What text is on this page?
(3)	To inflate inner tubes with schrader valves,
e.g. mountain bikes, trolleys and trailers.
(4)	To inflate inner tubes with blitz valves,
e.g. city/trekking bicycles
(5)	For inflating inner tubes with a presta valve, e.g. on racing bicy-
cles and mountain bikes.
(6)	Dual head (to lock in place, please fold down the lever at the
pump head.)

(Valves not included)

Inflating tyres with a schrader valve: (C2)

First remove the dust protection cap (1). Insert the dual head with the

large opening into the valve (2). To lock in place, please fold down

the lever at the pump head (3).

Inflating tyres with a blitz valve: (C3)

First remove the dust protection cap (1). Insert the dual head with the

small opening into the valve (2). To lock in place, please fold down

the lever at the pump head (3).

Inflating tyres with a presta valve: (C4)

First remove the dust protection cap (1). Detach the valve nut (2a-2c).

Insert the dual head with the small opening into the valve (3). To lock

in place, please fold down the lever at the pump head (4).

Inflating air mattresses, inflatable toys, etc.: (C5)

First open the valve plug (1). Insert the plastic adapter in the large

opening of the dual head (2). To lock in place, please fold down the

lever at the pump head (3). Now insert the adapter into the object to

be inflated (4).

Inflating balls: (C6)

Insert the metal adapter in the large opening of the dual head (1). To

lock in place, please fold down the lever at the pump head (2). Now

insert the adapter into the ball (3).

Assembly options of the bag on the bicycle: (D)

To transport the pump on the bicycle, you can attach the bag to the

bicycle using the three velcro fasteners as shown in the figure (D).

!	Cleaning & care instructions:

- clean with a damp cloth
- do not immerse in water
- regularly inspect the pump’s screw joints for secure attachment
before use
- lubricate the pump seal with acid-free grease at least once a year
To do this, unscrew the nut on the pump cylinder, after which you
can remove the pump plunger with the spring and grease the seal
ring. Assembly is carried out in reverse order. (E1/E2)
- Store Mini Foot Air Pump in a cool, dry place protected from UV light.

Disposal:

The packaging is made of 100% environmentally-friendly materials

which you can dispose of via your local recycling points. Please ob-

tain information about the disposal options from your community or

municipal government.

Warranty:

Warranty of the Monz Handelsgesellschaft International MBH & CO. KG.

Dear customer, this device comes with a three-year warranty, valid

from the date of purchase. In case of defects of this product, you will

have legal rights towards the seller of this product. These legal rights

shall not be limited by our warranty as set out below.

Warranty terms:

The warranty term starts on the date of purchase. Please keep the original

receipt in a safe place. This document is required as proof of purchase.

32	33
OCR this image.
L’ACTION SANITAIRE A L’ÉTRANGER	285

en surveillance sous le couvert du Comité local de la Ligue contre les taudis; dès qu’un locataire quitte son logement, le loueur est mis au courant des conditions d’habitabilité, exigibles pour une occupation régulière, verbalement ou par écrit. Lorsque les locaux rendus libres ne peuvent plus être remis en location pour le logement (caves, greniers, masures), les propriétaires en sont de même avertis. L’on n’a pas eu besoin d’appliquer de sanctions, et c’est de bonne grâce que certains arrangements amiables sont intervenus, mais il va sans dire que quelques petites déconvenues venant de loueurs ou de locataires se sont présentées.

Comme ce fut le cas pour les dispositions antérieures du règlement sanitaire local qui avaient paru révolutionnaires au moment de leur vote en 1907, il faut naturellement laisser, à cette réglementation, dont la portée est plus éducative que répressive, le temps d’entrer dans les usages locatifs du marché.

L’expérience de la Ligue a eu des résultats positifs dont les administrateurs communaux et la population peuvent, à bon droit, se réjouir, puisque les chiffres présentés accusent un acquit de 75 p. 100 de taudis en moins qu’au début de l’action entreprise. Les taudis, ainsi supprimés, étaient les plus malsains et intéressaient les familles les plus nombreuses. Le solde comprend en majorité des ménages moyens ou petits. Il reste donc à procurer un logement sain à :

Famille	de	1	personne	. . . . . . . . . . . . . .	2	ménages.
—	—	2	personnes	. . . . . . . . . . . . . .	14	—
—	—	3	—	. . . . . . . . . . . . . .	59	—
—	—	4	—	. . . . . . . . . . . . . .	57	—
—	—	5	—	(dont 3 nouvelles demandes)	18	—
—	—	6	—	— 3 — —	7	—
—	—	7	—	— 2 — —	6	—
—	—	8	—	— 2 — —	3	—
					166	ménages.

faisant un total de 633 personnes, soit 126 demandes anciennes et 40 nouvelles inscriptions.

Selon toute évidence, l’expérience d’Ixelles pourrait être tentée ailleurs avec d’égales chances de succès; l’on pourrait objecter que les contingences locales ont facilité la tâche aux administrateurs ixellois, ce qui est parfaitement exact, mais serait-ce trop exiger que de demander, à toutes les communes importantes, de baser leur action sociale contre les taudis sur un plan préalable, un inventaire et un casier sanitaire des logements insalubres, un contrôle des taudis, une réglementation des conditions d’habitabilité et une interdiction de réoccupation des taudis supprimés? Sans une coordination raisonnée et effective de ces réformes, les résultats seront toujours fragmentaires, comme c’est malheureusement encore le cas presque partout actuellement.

## Exercise directions
Could you quote the material above in full, exactly as it stands?

## Response for this exercise
What text is on this page?
(3)	To inflate inner tubes with schrader valves,
e.g. mountain bikes, trolleys and trailers.
(4)	To inflate inner tubes with blitz valves,
e.g. city/trekking bicycles
(5)	For inflating inner tubes with a presta valve, e.g. on racing bicy-
cles and mountain bikes.
(6)	Dual head (to lock in place, please fold down the lever at the
pump head.)

(Valves not included)

Inflating tyres with a schrader valve: (C2)

First remove the dust protection cap (1). Insert the dual head with the

large opening into the valve (2). To lock in place, please fold down

the lever at the pump head (3).

Inflating tyres with a blitz valve: (C3)

First remove the dust protection cap (1). Insert the dual head with the

small opening into the valve (2). To lock in place, please fold down

the lever at the pump head (3).

Inflating tyres with a presta valve: (C4)

First remove the dust protection cap (1). Detach the valve nut (2a-2c).

Insert the dual head with the small opening into the valve (3). To lock

in place, please fold down the lever at the pump head (4).

Inflating air mattresses, inflatable toys, etc.: (C5)

First open the valve plug (1). Insert the plastic adapter in the large

opening of the dual head (2). To lock in place, please fold down the

lever at the pump head (3). Now insert the adapter into the object to

be inflated (4).

Inflating balls: (C6)

Insert the metal adapter in the large opening of the dual head (1). To

lock in place, please fold down the lever at the pump head (2). Now

insert the adapter into the ball (3).

Assembly options of the bag on the bicycle: (D)

To transport the pump on the bicycle, you can attach the bag to the

bicycle using the three velcro fasteners as shown in the figure (D).

!	Cleaning & care instructions:

- clean with a damp cloth
- do not immerse in water
- regularly inspect the pump’s screw joints for secure attachment
before use
- lubricate the pump seal with acid-free grease at least once a year
To do this, unscrew the nut on the pump cylinder, after which you
can remove the pump plunger with the spring and grease the seal
ring. Assembly is carried out in reverse order. (E1/E2)
- Store Mini Foot Air Pump in a cool, dry place protected from UV light.

Disposal:

The packaging is made of 100% environmentally-friendly materials

which you can dispose of via your local recycling points. Please ob-

tain information about the disposal options from your community or

municipal government.

Warranty:

Warranty of the Monz Handelsgesellschaft International MBH & CO. KG.

Dear customer, this device comes with a three-year warranty, valid

from the date of purchase. In case of defects of this product, you will

have legal rights towards the seller of this product. These legal rights

shall not be limited by our warranty as set out below.

Warranty terms:

The warranty term starts on the date of purchase. Please keep the original

receipt in a safe place. This document is required as proof of purchase.

32	33
OCR this image.
L’ACTION SANITAIRE A L’ÉTRANGER	285

en surveillance sous le couvert du Comité local de la Ligue contre les taudis; dès qu’un locataire quitte son logement, le loueur est mis au courant des conditions d’habitabilité, exigibles pour une occupation régulière, verbalement ou par écrit. Lorsque les locaux rendus libres ne peuvent plus être remis en location pour le logement (caves, greniers, masures), les propriétaires en sont de même avertis. L’on n’a pas eu besoin d’appliquer de sanctions, et c’est de bonne grâce que certains arrangements amiables sont intervenus, mais il va sans dire que quelques petites déconvenues venant de loueurs ou de locataires se sont présentées.

Comme ce fut le cas pour les dispositions antérieures du règlement sanitaire local qui avaient paru révolutionnaires au moment de leur vote en 1907, il faut naturellement laisser, à cette réglementation, dont la portée est plus éducative que répressive, le temps d’entrer dans les usages locatifs du marché.

L’expérience de la Ligue a eu des résultats positifs dont les administrateurs communaux et la population peuvent, à bon droit, se réjouir, puisque les chiffres présentés accusent un acquit de 75 p. 100 de taudis en moins qu’au début de l’action entreprise. Les taudis, ainsi supprimés, étaient les plus malsains et intéressaient les familles les plus nombreuses. Le solde comprend en majorité des ménages moyens ou petits. Il reste donc à procurer un logement sain à :

Famille	de	1	personne	. . . . . . . . . . . . . .	2	ménages.
—	—	2	personnes	. . . . . . . . . . . . . .	14	—
—	—	3	—	. . . . . . . . . . . . . .	59	—
—	—	4	—	. . . . . . . . . . . . . .	57	—
—	—	5	—	(dont 3 nouvelles demandes)	18	—
—	—	6	—	— 3 — —	7	—
—	—	7	—	— 2 — —	6	—
—	—	8	—	— 2 — —	3	—
					166	ménages.

faisant un total de 633 personnes, soit 126 demandes anciennes et 40 nouvelles inscriptions.

Selon toute évidence, l’expérience d’Ixelles pourrait être tentée ailleurs avec d’égales chances de succès; l’on pourrait objecter que les contingences locales ont facilité la tâche aux administrateurs ixellois, ce qui est parfaitement exact, mais serait-ce trop exiger que de demander, à toutes les communes importantes, de baser leur action sociale contre les taudis sur un plan préalable, un inventaire et un casier sanitaire des logements insalubres, un contrôle des taudis, une réglementation des conditions d’habitabilité et une interdiction de réoccupation des taudis supprimés? Sans une coordination raisonnée et effective de ces réformes, les résultats seront toujours fragmentaires, comme c’est malheureusement encore le cas presque partout actuellement.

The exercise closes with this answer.